_Items_
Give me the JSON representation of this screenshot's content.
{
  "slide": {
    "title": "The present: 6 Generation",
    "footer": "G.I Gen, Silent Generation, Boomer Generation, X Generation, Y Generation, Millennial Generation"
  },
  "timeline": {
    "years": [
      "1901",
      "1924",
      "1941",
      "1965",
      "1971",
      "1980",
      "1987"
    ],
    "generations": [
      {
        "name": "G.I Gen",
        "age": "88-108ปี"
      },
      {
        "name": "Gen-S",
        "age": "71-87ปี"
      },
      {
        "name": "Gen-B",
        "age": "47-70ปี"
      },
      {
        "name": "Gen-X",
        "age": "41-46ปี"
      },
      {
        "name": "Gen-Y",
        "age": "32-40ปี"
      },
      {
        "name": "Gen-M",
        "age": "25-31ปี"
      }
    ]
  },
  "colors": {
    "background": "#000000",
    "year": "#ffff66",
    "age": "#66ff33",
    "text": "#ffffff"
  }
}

==

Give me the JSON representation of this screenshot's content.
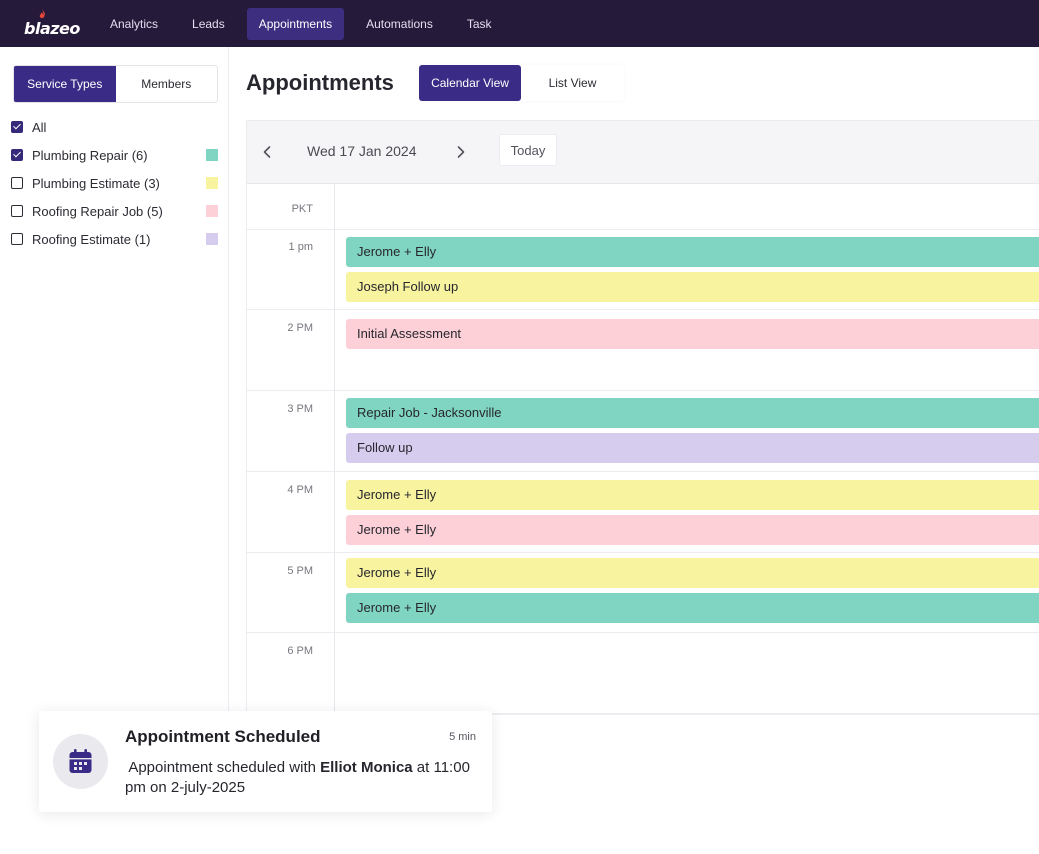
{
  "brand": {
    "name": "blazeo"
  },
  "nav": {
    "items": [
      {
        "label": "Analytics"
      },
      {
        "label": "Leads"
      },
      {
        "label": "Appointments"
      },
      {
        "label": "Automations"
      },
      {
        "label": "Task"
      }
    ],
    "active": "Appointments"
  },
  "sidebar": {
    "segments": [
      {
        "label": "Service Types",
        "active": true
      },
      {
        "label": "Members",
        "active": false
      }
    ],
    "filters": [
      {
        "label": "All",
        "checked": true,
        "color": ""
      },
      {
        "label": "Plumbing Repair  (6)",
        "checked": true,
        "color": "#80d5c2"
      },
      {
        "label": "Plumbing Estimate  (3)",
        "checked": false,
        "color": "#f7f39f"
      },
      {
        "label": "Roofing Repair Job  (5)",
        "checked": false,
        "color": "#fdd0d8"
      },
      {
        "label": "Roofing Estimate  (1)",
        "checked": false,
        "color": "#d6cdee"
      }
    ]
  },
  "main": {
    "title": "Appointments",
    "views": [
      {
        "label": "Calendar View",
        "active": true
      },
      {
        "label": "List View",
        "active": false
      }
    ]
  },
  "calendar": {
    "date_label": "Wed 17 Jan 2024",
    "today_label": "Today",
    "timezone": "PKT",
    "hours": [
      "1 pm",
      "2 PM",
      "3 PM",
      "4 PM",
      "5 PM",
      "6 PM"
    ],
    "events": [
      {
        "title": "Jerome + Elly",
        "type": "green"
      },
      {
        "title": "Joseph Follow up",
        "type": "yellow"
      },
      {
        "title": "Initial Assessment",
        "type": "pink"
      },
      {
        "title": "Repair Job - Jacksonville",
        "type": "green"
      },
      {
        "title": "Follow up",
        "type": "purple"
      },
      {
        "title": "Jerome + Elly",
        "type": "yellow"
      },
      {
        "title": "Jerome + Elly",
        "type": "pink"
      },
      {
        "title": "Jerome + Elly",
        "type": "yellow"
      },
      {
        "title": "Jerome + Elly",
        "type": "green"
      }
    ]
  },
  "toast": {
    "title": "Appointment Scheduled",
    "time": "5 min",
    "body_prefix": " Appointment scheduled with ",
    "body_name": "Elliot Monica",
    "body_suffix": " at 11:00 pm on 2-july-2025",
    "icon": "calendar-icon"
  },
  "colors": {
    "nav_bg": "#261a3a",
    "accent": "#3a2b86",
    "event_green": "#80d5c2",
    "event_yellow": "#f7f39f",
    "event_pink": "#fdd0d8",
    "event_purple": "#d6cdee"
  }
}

* * *

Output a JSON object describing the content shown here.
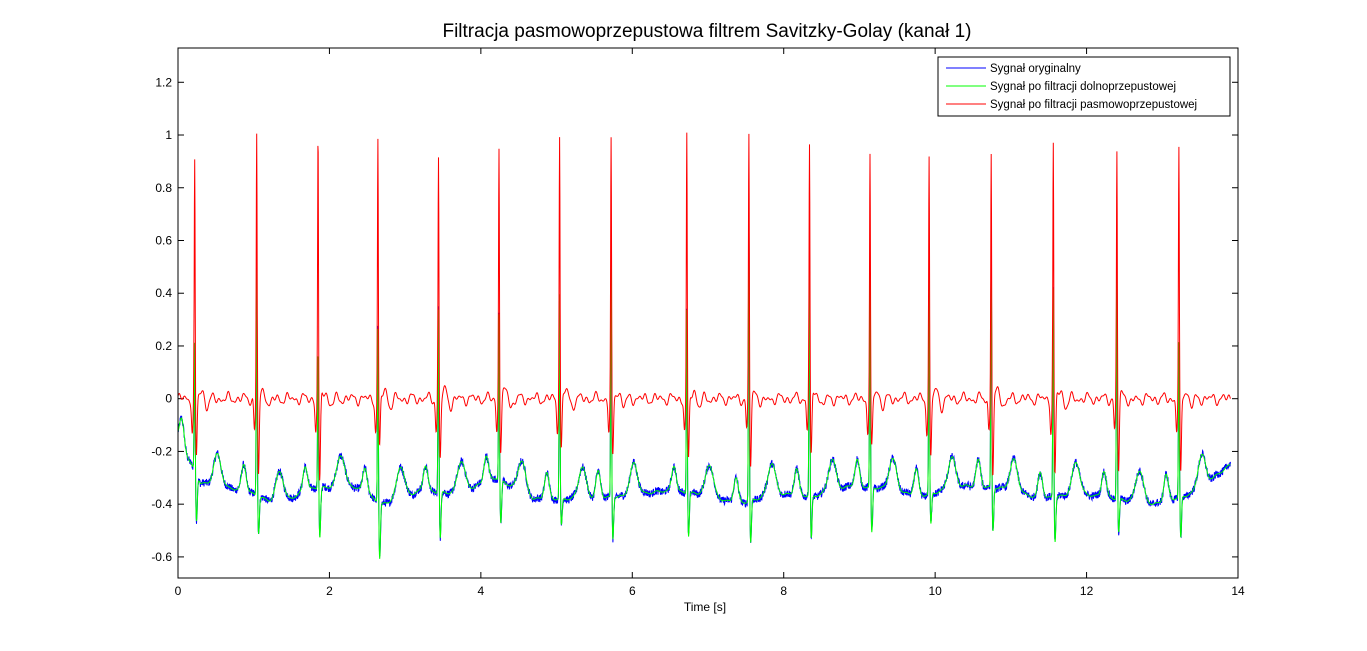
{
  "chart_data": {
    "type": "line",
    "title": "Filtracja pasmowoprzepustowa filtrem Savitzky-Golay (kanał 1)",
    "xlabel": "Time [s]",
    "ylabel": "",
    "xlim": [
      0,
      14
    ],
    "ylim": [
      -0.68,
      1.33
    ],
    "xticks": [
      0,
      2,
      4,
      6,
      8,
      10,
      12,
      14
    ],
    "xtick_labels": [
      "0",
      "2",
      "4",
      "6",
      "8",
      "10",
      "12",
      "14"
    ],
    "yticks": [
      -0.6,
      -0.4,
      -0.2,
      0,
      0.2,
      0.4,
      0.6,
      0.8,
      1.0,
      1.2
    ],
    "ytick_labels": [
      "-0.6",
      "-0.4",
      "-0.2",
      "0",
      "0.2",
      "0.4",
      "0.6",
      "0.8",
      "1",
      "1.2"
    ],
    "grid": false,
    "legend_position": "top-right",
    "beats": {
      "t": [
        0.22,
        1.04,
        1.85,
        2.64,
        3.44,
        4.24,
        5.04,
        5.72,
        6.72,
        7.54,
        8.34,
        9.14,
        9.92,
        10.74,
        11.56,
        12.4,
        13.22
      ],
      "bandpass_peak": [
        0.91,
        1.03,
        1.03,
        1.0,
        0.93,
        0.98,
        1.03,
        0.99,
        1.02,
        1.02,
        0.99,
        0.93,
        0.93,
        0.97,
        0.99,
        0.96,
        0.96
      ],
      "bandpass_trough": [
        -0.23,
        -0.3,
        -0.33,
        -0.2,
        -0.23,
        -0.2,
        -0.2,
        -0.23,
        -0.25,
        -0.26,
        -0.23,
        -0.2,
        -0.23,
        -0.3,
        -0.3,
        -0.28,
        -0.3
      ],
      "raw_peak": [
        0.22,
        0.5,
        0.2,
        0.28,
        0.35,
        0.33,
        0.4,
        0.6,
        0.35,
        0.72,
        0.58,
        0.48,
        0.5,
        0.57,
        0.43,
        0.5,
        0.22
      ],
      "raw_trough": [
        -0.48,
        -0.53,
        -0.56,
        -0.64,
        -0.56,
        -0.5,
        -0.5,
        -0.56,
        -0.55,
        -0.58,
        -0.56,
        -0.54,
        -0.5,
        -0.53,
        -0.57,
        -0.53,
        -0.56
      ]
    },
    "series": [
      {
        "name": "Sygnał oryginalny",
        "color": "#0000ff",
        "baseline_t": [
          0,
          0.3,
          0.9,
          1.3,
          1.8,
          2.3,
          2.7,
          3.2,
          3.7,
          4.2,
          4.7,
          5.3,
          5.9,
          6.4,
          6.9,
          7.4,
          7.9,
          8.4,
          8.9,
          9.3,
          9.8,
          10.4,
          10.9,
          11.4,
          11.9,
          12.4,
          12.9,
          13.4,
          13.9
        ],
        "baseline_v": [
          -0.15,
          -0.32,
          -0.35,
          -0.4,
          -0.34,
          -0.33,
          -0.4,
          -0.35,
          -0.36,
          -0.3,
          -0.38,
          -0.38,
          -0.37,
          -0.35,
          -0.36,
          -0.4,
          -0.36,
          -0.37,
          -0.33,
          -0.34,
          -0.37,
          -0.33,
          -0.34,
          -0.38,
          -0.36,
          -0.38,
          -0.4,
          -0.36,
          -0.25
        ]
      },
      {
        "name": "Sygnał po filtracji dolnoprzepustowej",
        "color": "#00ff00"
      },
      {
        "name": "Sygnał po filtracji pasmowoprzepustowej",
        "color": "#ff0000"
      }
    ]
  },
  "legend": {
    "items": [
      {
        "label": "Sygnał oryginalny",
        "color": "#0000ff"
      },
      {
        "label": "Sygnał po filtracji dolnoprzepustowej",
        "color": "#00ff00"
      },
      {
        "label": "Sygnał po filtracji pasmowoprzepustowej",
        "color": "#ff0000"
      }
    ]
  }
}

_Problem details_
Where a line holds "oryginalny", copy that line.

_Solution_
        "name": "Sygnał oryginalny",
        "label": "Sygnał oryginalny",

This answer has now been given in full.